Direction: Restate the listing below word for word, omitting any images.

Records for this exercise:
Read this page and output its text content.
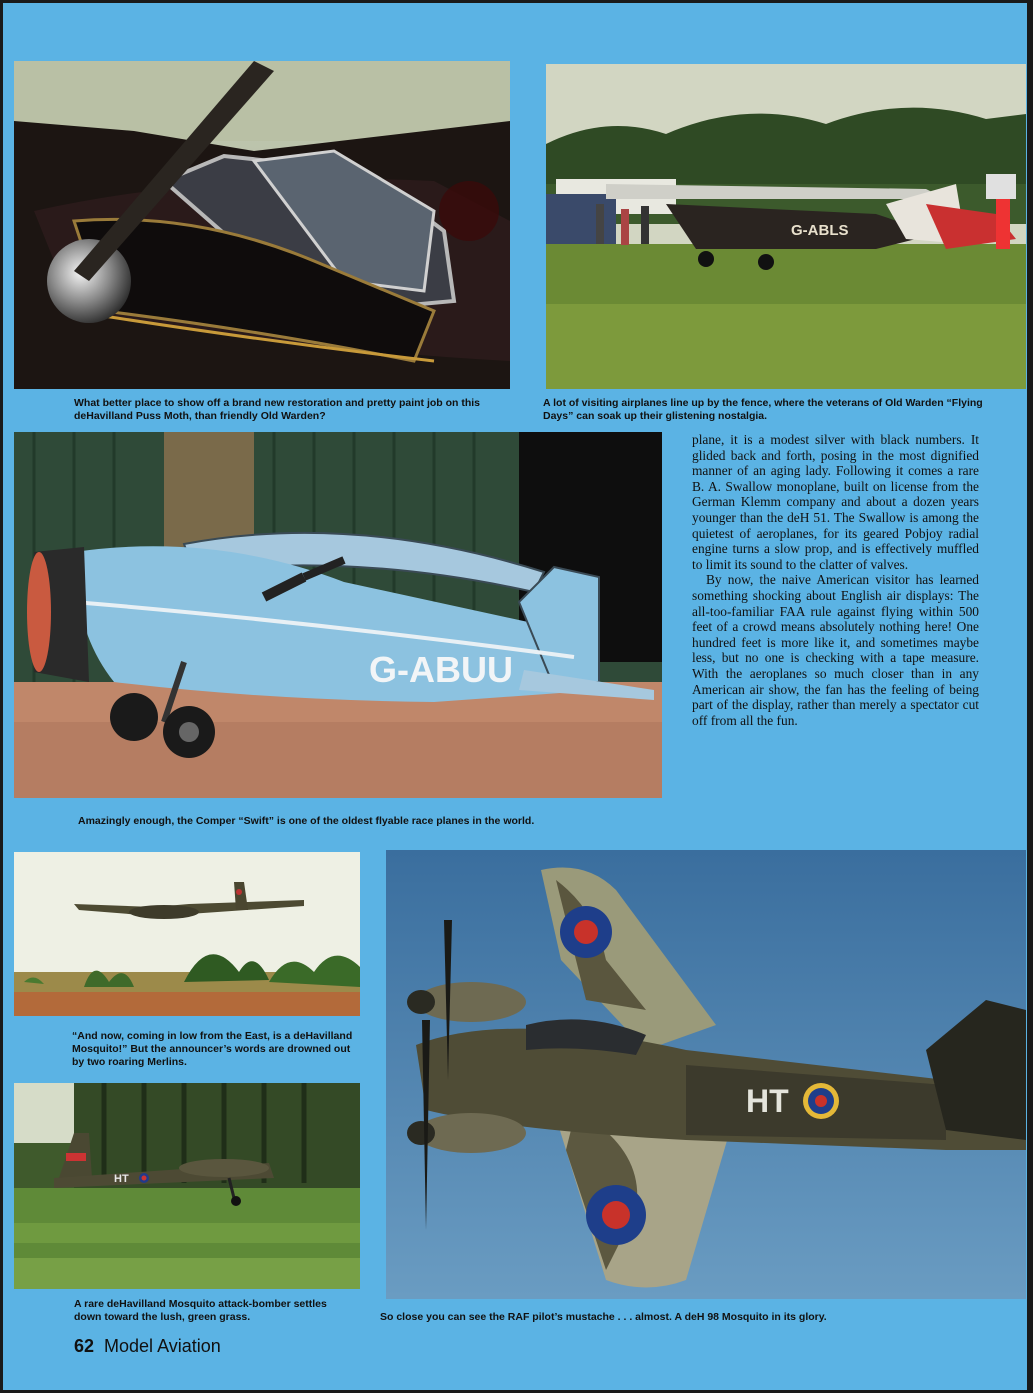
G-ABLS
What better place to show off a brand new restoration and pretty paint job on this deHavilland Puss Moth, than friendly Old Warden?
A lot of visiting airplanes line up by the fence, where the veterans of Old Warden “Flying Days” can soak up their glistening nostalgia.
G-ABUU
Amazingly enough, the Comper “Swift” is one of the oldest flyable race planes in the world.

plane, it is a modest silver with black numbers. It glided back and forth, posing in the most dignified manner of an aging lady. Following it comes a rare B. A. Swallow monoplane, built on license from the German Klemm company and about a dozen years younger than the deH 51. The Swallow is among the quietest of aeroplanes, for its geared Pobjoy radial engine turns a slow prop, and is effectively muffled to limit its sound to the clatter of valves.

By now, the naive American visitor has learned something shocking about English air displays: The all-too-familiar FAA rule against flying within 500 feet of a crowd means absolutely nothing here! One hundred feet is more like it, and sometimes maybe less, but no one is checking with a tape measure. With the aeroplanes so much closer than in any American air show, the fan has the feeling of being part of the display, rather than merely a spectator cut off from all the fun.

“And now, coming in low from the East, is a deHavilland Mosquito!” But the announcer’s words are drowned out by two roaring Merlins.
HT
A rare deHavilland Mosquito attack-bomber settles down toward the lush, green grass.
HT
So close you can see the RAF pilot’s mustache . . . almost. A deH 98 Mosquito in its glory.
62 Model Aviation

Task result:
Read this page and output its text content.
G-ABLS
What better place to show off a brand new restoration and pretty paint job on this deHavilland Puss Moth, than friendly Old Warden?
A lot of visiting airplanes line up by the fence, where the veterans of Old Warden “Flying Days” can soak up their glistening nostalgia.
G-ABUU
Amazingly enough, the Comper “Swift” is one of the oldest flyable race planes in the world.

plane, it is a modest silver with black numbers. It glided back and forth, posing in the most dignified manner of an aging lady. Following it comes a rare B. A. Swallow monoplane, built on license from the German Klemm company and about a dozen years younger than the deH 51. The Swallow is among the quietest of aeroplanes, for its geared Pobjoy radial engine turns a slow prop, and is effectively muffled to limit its sound to the clatter of valves.

By now, the naive American visitor has learned something shocking about English air displays: The all-too-familiar FAA rule against flying within 500 feet of a crowd means absolutely nothing here! One hundred feet is more like it, and sometimes maybe less, but no one is checking with a tape measure. With the aeroplanes so much closer than in any American air show, the fan has the feeling of being part of the display, rather than merely a spectator cut off from all the fun.

“And now, coming in low from the East, is a deHavilland Mosquito!” But the announcer’s words are drowned out by two roaring Merlins.
HT
A rare deHavilland Mosquito attack-bomber settles down toward the lush, green grass.
HT
So close you can see the RAF pilot’s mustache . . . almost. A deH 98 Mosquito in its glory.
62 Model Aviation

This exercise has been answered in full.